Written request ▸ Lines that contain "Record" are to be counted; give only their number.

Input for this task ▸

=-=-=

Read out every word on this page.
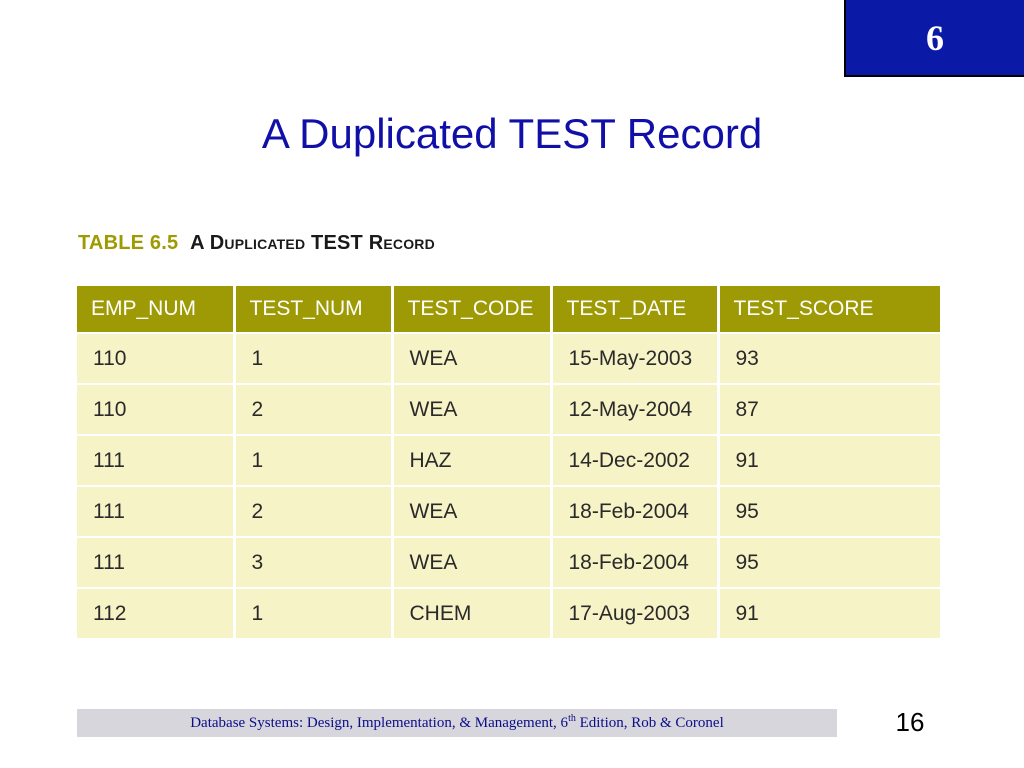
6
A Duplicated TEST Record
TABLE 6.5 A Duplicated TEST Record
EMP_NUM	TEST_NUM	TEST_CODE	TEST_DATE	TEST_SCORE
110	1	WEA	15-May-2003	93
110	2	WEA	12-May-2004	87
111	1	HAZ	14-Dec-2002	91
111	2	WEA	18-Feb-2004	95
111	3	WEA	18-Feb-2004	95
112	1	CHEM	17-Aug-2003	91
Database Systems: Design, Implementation, & Management, 6th Edition, Rob & Coronel	16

=-=-=

Result ▸ 2